## The task
Copy out, from the entries below, each line holding the string "προσωπικού".

----

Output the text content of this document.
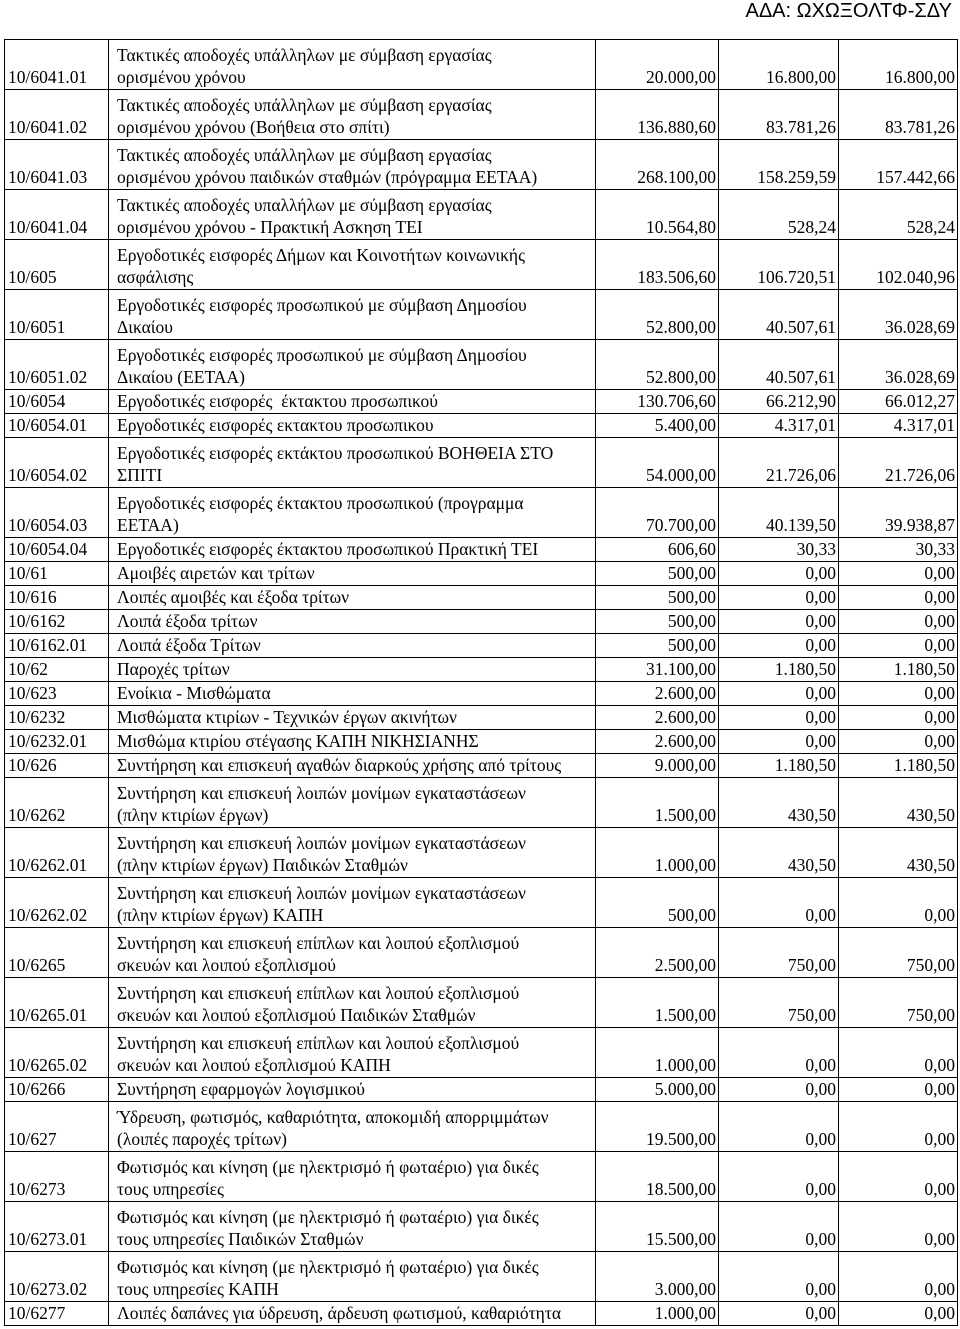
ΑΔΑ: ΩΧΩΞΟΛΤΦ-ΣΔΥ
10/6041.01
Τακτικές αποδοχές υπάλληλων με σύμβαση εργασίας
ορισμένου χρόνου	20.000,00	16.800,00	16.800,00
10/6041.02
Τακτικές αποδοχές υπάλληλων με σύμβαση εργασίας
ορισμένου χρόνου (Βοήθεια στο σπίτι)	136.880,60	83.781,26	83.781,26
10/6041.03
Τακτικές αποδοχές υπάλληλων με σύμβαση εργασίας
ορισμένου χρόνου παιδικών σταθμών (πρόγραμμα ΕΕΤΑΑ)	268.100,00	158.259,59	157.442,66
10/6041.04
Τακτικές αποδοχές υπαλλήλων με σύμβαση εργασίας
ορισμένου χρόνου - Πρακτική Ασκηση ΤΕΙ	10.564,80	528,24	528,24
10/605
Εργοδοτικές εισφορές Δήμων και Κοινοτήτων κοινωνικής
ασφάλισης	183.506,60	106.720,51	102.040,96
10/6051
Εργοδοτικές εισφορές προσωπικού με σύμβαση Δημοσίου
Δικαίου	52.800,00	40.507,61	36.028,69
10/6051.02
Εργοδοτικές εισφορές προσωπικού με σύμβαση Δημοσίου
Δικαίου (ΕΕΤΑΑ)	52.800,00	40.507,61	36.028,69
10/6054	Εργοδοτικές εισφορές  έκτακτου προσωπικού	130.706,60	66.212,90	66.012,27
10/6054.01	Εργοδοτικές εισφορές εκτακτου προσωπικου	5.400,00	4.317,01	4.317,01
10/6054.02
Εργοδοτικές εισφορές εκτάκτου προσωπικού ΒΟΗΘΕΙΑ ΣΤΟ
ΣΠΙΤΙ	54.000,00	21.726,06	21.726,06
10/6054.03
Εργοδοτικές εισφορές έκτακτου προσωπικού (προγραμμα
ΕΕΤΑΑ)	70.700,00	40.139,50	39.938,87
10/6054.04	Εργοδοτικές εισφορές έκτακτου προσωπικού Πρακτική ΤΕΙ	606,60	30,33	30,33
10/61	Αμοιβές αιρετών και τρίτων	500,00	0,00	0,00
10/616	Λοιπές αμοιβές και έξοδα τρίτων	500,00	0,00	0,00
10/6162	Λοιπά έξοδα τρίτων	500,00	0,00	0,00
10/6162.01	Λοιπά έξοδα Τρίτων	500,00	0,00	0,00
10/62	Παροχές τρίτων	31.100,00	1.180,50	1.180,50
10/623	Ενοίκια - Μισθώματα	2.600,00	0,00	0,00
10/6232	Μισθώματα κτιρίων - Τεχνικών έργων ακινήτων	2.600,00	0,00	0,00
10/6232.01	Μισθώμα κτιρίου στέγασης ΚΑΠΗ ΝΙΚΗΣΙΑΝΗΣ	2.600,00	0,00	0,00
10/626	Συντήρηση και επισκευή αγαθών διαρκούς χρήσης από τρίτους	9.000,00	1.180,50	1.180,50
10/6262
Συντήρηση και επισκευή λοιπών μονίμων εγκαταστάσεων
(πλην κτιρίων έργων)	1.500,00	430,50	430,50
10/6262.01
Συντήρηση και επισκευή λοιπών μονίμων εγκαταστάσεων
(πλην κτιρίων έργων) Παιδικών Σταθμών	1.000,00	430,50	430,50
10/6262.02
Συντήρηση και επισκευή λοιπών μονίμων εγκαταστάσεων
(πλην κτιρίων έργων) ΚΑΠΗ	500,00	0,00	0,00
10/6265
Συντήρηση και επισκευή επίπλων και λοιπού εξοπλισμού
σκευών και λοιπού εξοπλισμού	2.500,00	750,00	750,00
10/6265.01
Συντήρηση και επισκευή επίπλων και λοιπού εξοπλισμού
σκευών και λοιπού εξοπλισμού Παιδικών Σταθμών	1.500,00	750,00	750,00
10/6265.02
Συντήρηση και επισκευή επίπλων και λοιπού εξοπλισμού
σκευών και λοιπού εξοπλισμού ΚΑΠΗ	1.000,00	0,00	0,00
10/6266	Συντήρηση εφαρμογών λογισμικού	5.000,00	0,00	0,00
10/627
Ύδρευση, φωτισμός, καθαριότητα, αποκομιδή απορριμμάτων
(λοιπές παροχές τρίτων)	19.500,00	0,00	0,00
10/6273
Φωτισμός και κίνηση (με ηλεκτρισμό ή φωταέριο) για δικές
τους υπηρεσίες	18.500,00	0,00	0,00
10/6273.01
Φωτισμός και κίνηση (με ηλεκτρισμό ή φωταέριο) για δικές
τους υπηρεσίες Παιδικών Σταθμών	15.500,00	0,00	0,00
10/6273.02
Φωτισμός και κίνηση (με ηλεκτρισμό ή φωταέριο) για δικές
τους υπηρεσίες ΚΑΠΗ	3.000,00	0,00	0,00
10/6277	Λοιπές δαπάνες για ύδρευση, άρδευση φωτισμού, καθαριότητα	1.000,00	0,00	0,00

----

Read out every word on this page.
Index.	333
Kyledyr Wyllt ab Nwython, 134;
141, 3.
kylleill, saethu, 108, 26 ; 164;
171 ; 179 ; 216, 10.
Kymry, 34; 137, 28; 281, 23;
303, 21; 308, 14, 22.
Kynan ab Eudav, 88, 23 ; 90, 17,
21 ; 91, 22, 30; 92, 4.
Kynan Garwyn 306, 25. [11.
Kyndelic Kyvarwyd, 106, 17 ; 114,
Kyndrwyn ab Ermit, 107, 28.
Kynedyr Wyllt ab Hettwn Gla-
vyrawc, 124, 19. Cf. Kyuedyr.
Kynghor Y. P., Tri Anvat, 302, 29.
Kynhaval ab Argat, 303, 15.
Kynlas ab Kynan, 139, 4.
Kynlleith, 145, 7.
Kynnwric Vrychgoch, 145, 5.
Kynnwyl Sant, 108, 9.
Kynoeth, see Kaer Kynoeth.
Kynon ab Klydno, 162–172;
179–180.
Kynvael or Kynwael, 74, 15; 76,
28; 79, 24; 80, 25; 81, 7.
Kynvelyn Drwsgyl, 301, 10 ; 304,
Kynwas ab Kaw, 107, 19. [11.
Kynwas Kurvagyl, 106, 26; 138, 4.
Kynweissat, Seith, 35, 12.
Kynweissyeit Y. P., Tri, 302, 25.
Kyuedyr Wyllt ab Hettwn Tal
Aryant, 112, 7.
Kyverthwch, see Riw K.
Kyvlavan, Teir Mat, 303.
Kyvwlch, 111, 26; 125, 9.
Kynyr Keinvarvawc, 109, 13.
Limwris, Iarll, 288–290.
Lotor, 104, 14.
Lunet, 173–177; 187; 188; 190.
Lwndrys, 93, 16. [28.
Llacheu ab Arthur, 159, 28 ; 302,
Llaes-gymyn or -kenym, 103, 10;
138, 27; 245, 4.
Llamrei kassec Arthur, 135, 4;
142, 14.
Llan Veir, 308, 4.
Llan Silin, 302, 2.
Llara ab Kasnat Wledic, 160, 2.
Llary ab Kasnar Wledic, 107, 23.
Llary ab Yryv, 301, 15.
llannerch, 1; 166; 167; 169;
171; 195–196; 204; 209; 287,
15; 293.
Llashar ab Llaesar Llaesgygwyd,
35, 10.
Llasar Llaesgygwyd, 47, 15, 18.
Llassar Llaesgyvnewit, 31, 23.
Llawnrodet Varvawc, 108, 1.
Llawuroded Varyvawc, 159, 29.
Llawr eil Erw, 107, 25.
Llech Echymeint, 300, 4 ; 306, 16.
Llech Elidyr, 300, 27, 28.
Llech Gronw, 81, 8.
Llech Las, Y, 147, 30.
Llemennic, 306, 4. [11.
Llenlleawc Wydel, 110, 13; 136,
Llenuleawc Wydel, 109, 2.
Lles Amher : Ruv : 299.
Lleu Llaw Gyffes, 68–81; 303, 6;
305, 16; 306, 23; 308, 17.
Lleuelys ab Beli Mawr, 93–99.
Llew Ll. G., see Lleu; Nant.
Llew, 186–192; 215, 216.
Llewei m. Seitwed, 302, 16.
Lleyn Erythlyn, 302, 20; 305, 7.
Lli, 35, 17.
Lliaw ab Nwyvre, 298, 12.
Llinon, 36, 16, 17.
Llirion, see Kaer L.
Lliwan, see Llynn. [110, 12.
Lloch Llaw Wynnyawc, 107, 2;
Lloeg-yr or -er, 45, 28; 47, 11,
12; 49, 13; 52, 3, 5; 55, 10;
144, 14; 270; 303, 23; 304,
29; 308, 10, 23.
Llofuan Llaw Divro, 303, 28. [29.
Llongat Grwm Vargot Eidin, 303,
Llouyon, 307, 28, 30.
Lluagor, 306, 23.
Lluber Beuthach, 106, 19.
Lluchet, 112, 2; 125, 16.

----

## Result for this exercise
Εργοδοτικές εισφορές προσωπικού με σύμβαση Δημοσίου
Εργοδοτικές εισφορές προσωπικού με σύμβαση Δημοσίου
10/6054	Εργοδοτικές εισφορές  έκτακτου προσωπικού	130.706,60	66.212,90	66.012,27
Εργοδοτικές εισφορές εκτάκτου προσωπικού ΒΟΗΘΕΙΑ ΣΤΟ
Εργοδοτικές εισφορές έκτακτου προσωπικού (προγραμμα
10/6054.04	Εργοδοτικές εισφορές έκτακτου προσωπικού Πρακτική ΤΕΙ	606,60	30,33	30,33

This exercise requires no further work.